• _Do this_: Of all the lines in the material, how many include the word "آذربایجان"? Give only the number.

Records contained in a dataset
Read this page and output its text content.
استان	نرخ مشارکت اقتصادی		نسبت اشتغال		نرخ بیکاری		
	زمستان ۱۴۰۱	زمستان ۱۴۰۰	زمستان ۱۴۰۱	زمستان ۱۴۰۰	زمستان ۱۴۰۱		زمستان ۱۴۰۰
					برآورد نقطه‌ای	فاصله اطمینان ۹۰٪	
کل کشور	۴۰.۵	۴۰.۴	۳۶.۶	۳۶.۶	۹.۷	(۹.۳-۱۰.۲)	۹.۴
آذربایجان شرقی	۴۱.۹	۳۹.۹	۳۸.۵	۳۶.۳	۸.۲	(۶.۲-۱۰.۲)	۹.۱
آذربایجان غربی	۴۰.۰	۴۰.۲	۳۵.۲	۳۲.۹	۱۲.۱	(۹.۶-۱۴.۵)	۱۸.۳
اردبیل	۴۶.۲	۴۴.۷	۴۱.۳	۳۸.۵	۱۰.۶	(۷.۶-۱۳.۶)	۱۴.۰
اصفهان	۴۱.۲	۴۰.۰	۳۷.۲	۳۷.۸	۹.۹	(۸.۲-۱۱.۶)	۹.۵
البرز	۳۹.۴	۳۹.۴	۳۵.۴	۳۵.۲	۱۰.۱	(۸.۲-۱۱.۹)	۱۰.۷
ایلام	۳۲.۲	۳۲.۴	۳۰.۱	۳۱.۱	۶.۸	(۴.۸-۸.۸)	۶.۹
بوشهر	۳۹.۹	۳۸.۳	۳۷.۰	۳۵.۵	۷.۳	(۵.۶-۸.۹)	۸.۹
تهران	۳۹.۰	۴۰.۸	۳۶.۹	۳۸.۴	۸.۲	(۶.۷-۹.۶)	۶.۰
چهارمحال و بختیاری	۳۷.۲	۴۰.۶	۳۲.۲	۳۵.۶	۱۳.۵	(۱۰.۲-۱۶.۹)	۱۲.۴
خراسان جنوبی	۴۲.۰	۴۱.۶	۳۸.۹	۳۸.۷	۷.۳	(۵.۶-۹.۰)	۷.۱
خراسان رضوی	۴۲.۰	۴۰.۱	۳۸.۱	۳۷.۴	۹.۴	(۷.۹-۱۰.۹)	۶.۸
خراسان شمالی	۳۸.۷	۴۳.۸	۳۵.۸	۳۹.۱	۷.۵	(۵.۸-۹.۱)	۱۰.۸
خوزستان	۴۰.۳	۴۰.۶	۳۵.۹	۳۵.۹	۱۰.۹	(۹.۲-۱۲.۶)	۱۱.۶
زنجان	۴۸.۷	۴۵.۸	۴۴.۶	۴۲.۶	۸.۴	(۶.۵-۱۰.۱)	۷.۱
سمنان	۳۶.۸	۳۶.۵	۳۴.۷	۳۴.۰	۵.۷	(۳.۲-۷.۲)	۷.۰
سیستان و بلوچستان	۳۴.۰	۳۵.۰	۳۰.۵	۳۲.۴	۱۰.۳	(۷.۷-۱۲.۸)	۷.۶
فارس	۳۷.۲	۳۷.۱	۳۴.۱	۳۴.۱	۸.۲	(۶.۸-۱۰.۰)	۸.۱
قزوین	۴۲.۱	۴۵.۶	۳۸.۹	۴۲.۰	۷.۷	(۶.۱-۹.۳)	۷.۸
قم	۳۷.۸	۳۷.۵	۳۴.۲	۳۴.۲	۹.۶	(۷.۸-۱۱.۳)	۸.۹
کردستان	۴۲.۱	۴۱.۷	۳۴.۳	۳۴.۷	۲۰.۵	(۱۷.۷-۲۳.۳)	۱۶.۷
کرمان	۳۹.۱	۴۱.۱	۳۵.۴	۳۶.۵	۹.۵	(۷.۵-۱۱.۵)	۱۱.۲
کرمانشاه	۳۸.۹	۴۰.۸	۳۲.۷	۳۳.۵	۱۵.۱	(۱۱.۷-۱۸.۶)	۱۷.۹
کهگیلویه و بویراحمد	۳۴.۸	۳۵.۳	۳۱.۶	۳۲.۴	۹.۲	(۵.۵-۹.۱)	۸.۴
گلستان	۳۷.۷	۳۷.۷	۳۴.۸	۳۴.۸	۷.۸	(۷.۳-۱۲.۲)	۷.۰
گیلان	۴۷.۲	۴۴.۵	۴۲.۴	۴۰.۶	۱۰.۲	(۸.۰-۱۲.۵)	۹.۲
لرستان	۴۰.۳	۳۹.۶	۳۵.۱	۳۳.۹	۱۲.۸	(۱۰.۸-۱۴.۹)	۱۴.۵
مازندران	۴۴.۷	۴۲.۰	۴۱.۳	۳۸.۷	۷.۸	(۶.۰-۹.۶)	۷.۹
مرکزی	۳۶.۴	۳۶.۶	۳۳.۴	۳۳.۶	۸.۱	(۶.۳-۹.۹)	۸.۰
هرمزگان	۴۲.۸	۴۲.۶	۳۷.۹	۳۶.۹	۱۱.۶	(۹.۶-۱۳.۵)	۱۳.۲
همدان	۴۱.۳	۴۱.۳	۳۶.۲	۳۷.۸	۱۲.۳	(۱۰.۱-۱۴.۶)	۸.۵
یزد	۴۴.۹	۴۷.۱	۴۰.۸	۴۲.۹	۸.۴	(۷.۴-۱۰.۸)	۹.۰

• _Result for this exercise_: 2